**** TEXT

[Part I: Poverty]
Jim Taylor has entered the poverty and education debate by asking U.S. Secretary of Education Arne Duncan and billionaire/education entrepreneur Bill Gates a direct question:
“I really don't understand you two, the U.S. Secretary of Education and the world's second richest man and noted philanthropist. How can you possibly say that public education can be reformed without eliminating poverty?”
Taylor’s discussion comes to an important element in the debate when he addresses Gates: “Because without understanding the causes of problems, we can't find solutions,” explains Taylor, adding. “You're obviously trying to solve public education's version of the classic ‘chicken or egg’ conundrum.”
Here, recognizing the education/poverty debate as a chick-or-egg problem is the crux of how this debate is missing the most important questions about poverty—and as a result, insuring that Duncan and Gates are winning the argument by perpetuating the argument.
The essential questions about poverty and education should not focus on whether we should address poverty to improve education (where I stand, based on the evidence and the words of Martin Luther King, Jr.) or whether we should reform education as a mechanism to alleviate poverty (the tenant of the “no excuses” ideology promoted by Duncan and Gates); the essential question about poverty is: Who creates and allows poverty to exist in the wealthiest and most powerful country in recorded history?
As a basic point of logic, any organized entity—a society, a business, a school—has characteristics that are either created or tolerated by those in power controlling that organization. All entities are by their nature conservative—functioning to maintain the entity itself. In other words, institutions resist change, particularly radical change that threatens the hierarchy of power.
In the U.S., then, poverty exists in the wider society and performs a corrosive influence in the education system (among all of our social institutions) because the ruling elite—political and corporate leaders—need poverty to maintain their elite status at the top of the hierarchy of power.
While the perpetual narratives promoted by the political and corporate elite through the media elite have allowed this point of logic to be masked and ignored in American society, we must face the reality that people with power drive the realities of those without power. Yes, the cultural narratives driven by the elite suggest that people trapped in poverty are somehow in control of that poverty—either creating it themselves due to their own sloth, that they somehow deserve their station in life, or failing to rise above that poverty (and this suggestion allows the source of poverty to be ignored) from their own failure to lift themselves up by their own bootstraps.

********

=== SET EXERCISE 1 ===
Summarize the essay on poverty and education in two sentences.
=== SET EXERCISE 2 ===
Write the next part of the essay on poverty and education, starting after its last sentence.

**** RECORDS SUPPLIED

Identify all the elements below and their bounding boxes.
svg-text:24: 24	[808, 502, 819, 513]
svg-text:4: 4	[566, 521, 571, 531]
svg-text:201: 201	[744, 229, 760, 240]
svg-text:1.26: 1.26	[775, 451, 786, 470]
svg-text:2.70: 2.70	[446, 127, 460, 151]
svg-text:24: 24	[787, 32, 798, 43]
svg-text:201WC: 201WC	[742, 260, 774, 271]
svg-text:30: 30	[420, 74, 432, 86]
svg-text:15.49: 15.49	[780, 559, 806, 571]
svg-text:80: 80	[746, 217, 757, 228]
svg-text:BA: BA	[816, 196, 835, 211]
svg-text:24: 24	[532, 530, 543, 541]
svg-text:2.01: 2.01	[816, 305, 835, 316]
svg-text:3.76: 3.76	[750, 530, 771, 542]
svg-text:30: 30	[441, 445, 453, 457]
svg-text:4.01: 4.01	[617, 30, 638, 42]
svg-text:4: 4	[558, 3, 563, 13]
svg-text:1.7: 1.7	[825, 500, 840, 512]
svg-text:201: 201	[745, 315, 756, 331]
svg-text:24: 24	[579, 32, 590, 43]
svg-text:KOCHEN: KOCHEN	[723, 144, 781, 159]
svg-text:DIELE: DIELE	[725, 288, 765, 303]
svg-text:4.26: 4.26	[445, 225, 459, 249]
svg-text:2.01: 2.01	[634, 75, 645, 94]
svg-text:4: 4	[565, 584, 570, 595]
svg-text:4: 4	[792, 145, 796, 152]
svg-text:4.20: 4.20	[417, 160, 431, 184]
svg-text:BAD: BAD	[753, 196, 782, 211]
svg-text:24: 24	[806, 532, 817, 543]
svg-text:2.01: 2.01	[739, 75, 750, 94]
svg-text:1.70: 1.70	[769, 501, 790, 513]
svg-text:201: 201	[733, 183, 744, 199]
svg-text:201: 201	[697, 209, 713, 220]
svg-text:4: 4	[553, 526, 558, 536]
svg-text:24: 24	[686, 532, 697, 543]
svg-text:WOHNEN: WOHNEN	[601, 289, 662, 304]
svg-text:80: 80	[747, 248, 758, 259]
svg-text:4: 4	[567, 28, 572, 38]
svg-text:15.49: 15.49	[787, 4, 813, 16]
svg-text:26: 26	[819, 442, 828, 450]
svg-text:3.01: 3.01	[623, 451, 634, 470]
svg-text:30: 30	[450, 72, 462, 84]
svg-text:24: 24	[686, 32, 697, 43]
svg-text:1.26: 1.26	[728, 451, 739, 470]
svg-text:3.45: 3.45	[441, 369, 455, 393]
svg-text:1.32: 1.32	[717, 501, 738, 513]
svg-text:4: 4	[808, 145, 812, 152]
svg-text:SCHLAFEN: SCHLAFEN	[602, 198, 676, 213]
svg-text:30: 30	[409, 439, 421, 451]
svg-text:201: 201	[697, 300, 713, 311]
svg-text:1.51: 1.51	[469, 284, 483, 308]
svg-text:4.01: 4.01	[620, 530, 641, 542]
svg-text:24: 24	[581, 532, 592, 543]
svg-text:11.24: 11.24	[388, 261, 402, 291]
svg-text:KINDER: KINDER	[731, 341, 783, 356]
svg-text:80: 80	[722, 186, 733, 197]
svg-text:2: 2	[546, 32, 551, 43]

********

=== WRITTEN ANSWER 1 ===
Jim Taylor asked Arne Duncan and Bill Gates how public education can be reformed without eliminating poverty, describing their effort as a chicken-or-egg conundrum. The essay argues that the essential question is instead who creates and allows poverty in the U.S., and it contends that the ruling political and corporate elite need poverty to keep their place at the top of the hierarchy of power.

=== WRITTEN ANSWER 2 ===
But that narrative has no basis in evidence—except that those without power do have control of that which creates the conditions that, ironically, benefit the elite. The powerful must allow those without power to have some autonomy—as parents with children—in order to create the illusion of autonomy to keep revolt at bay; this is why the political and corporate elite use the word “choice” and perpetuate the myth that all classes in America have the same access to choice.
Poverty as Necessary for Current Hierarchies of Power
How does poverty benefit the powerful in the U.S.?
• U.S. cultural narratives depend on Utopian elements of democracy, meritocracy, and individual freedom. Those ideals form the basis for most of the cultural narratives expressed by the political and corporate elite in the U.S. Poverty works as the Other in those narratives—that which we must all reject, that which we must strive to avoid. If the Utopian goals, including eliminating poverty, is ever achieved, however, the tension between the working-/middle- class and those in poverty would be eliminated as well, exposing the artificial perch upon which the ruling elite sit. The necessity of poverty works both to keep us from attaining the Utopian goals and to make the Utopian goals attractive.
• Poverty contributes to the crisis motif that keeps the majority of any society distracted from the minority elite benefiting disproportionately from the labor of the majority. Crises large and small—from Nazis, Communists, and Terrorists to crime to teen pregnancy to the achievement gap and the drop-out crisis—create the perception that the average person cannot possibly keep these crises under control (crises that would plunge otherwise decent people into the abyss of poverty) and, thus, needs the leadership of the elite. The majority of average people can only be carried to the promised land of Utopian peace and equality by the sheer force of personality held by only a few; these ruling elite are the only defense against the perpetual crises threatening the ideals we hold sacred (see Part II for how we identify those elite).
• Along with Utopian promises and the refrain of crisis, the ruling elite need the pervasive atmosphere of fear—whether real or fabricated—in order to occupy the time and energy of the majority. [1] Poverty becomes not just a condition to be feared, but also those people to be feared. The cultural narratives—in contrast to the evidence—about poverty and people living in poverty connect poverty and crime, poverty and drug abuse, poverty and domestic violence, poverty and unattractiveness, and most of all, poverty and the failure of the individual to grasp the golden gift of personal freedom afforded by the United States.
Just as we rarely consider the sources of poverty—who controls the conditions of our society—we rarely examine the conditions we are conditioned to associate with poverty and people living in poverty. Are the wealthy without crime? Without drug abuse? Without deceptions of all kinds? Of course not, but the consequences for these acts by someone living in privilege is dramatically different than the consequences for those trapped in poverty.
The ruling elite have created a culture where we see the consequences of poverty, but mask the realities of privilege.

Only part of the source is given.